# PROBLEM DESCRIPTION
Reproduce verbatim the passage of the hypothesis testing excerpt that begins with the words containing "The hypothesis (\(\mathrm H_0\))" and ends with "defendent is innocent.".

6.3 Hypothesis testing
Someone gives you a coin and you would like to determine whether it is fair. You do so by flipping it many times and recording the results. From the observed results you would like to determine which of the following hypotheses is true.
The coin is fair (heads or tails occur with equal probability).
The coin is biased (heads or tails occur with different probabilities).
The hypothesis (\(\mathrm H_0\)) is called the null hypothesis, while the hypothesis (\(\mathrm H_1\)) is called the alternative hypothesis.
How to choose the null hypothesis is an art and requires insight and experience on the part of the statistician. In general, the null hypothesis describes the default or standard scenario, where the statistical phenomenon or effect one is looking for is absent (in the above example, a bias in the coin). The alternative hypothesis describes the scenario where, on the contrary, the phenomenon or effect is present.
A defendent is accused of a crime. In most modern systems of justice, the null and alternative hypotheses are:
The defendent is innocent.

Spatial layout data
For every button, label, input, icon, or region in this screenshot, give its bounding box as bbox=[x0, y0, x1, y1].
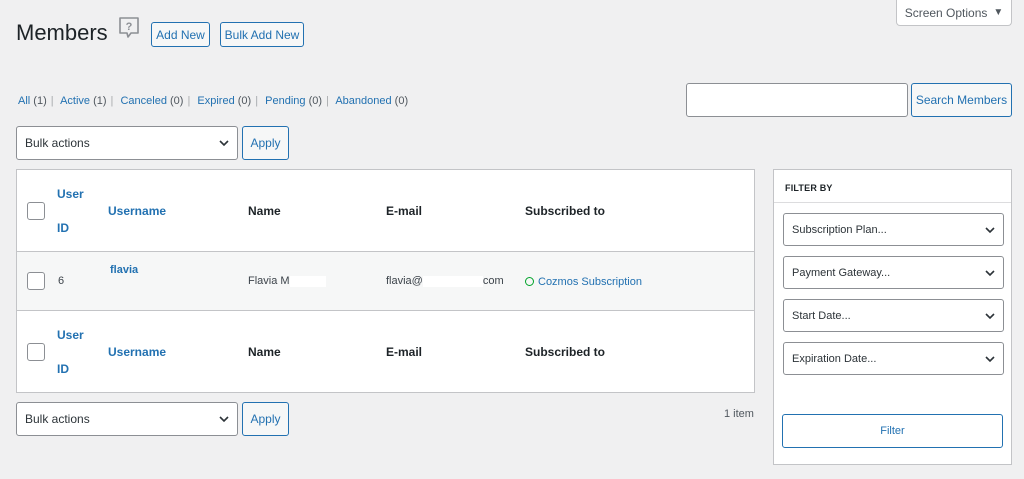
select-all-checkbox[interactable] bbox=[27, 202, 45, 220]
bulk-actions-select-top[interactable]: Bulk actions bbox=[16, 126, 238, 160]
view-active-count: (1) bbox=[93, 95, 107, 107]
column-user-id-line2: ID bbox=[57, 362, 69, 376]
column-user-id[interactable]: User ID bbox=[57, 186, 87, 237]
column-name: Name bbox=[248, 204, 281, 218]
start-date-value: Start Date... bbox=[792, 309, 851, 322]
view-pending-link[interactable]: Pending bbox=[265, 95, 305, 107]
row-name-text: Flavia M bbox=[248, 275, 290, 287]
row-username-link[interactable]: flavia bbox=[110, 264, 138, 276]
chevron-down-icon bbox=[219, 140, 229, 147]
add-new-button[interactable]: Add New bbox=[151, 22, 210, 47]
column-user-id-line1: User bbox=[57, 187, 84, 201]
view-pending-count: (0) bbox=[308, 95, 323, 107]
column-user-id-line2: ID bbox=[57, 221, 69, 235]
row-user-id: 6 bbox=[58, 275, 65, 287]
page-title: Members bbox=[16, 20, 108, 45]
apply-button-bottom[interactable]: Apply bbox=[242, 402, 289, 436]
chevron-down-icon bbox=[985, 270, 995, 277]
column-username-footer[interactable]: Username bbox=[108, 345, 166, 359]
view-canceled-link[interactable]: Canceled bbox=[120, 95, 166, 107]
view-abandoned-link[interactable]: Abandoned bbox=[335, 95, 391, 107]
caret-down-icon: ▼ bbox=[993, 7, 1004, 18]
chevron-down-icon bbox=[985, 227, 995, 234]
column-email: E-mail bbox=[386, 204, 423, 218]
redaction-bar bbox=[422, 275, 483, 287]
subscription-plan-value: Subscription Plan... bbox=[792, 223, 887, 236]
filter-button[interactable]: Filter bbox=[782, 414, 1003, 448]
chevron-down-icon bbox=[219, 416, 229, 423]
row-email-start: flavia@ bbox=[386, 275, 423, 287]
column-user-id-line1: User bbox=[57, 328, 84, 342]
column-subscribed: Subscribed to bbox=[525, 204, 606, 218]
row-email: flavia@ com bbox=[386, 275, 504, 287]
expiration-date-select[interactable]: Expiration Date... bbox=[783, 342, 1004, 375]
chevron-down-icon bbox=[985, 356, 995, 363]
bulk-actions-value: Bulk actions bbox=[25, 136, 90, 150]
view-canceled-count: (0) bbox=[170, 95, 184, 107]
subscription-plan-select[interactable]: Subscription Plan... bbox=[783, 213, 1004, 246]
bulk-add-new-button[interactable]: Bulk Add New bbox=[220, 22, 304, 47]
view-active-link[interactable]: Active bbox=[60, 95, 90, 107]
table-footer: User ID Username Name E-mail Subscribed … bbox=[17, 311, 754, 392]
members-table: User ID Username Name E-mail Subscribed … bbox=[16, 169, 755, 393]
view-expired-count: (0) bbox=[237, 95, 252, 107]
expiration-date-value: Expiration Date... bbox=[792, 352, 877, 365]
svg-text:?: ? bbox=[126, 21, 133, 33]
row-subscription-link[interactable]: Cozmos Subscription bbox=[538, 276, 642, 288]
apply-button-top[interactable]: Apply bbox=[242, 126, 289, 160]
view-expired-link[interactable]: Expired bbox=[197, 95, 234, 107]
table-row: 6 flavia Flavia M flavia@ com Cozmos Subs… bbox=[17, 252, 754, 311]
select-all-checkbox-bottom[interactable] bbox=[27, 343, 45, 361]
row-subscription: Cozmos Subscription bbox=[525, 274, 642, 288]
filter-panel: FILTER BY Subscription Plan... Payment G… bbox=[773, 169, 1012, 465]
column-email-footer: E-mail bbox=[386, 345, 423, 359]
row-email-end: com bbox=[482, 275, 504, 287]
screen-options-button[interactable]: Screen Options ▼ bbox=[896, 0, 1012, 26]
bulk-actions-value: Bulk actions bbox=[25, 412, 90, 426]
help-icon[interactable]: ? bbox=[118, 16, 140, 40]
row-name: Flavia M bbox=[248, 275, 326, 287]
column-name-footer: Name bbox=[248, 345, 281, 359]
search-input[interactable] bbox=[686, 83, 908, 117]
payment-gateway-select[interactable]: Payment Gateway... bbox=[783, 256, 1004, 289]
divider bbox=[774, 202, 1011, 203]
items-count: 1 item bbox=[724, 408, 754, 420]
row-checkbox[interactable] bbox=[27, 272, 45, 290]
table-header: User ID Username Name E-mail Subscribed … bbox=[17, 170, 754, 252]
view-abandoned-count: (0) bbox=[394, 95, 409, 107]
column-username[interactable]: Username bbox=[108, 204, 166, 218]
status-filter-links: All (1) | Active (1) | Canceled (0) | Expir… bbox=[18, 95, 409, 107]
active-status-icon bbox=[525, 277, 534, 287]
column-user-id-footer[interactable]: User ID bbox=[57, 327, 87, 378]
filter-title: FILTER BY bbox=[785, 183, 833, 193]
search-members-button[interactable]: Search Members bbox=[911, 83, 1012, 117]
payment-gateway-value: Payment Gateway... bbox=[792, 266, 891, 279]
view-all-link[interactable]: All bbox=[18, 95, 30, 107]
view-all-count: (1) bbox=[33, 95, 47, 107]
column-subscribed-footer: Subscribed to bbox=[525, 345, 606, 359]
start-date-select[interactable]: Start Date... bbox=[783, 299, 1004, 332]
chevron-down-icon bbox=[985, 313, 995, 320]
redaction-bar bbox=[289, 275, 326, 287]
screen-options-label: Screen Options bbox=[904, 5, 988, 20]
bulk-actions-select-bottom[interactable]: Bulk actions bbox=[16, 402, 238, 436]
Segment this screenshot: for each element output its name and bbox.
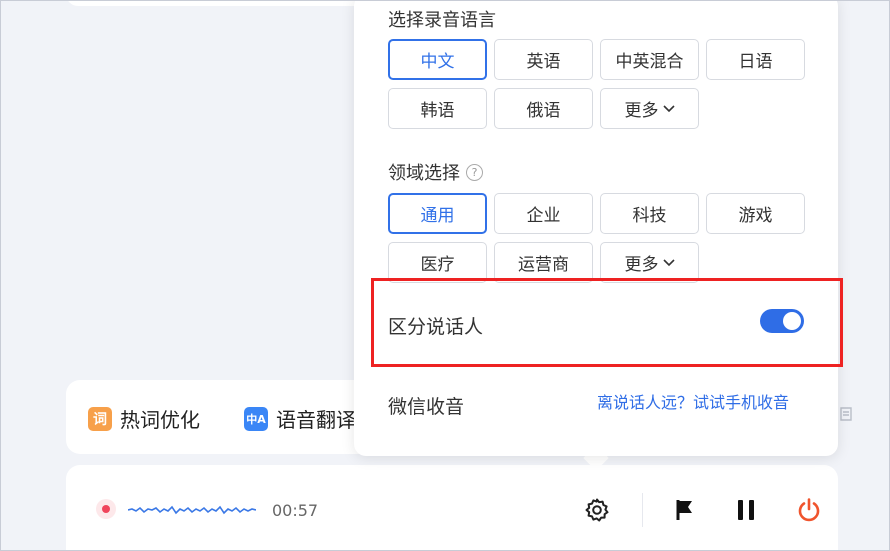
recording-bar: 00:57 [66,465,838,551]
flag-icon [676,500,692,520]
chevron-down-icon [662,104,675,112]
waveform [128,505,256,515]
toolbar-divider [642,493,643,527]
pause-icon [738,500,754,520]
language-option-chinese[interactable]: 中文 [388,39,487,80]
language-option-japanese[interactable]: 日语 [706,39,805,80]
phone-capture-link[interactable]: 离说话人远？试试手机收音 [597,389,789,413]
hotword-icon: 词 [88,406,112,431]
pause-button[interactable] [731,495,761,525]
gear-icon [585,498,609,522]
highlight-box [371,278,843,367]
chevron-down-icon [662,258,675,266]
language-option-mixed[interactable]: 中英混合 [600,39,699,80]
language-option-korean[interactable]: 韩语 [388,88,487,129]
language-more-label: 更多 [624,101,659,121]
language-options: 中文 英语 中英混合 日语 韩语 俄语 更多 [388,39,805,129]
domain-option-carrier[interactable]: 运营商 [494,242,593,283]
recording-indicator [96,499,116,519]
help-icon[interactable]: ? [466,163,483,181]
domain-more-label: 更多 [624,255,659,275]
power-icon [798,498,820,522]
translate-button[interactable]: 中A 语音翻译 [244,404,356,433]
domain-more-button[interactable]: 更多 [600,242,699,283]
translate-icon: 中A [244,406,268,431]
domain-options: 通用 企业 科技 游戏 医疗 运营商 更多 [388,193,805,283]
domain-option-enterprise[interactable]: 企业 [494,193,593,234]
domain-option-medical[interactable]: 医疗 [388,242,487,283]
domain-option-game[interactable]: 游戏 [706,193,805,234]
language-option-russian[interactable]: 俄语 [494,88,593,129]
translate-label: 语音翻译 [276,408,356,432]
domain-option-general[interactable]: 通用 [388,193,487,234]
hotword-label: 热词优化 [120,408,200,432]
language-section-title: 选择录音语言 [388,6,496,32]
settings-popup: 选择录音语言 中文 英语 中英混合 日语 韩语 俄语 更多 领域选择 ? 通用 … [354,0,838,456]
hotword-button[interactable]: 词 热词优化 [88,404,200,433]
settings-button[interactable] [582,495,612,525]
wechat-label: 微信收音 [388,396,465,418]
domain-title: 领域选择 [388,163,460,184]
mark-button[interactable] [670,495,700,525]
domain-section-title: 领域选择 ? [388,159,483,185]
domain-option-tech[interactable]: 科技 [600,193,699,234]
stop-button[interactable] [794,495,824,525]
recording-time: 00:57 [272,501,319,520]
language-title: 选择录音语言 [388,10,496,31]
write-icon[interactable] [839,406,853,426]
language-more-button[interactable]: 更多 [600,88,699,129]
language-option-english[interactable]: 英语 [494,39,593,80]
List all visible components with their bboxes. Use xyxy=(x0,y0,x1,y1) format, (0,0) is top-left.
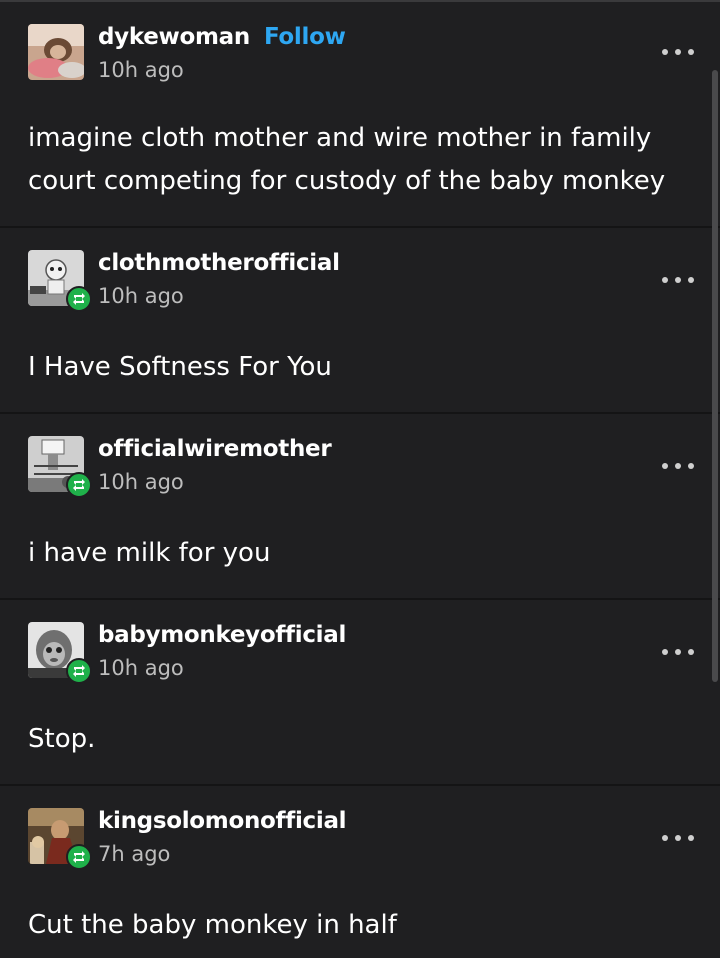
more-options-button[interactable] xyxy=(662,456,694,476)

# CORRECT ANSWER
The hypothesis (\(\mathrm H_0\)) is called the null hypothesis, while the hypothesis (\(\mathrm H_1\)) is called the alternative hypothesis.
How to choose the null hypothesis is an art and requires insight and experience on the part of the statistician. In general, the null hypothesis describes the default or standard scenario, where the statistical phenomenon or effect one is looking for is absent (in the above example, a bias in the coin). The alternative hypothesis describes the scenario where, on the contrary, the phenomenon or effect is present.
A defendent is accused of a crime. In most modern systems of justice, the null and alternative hypotheses are:
The defendent is innocent.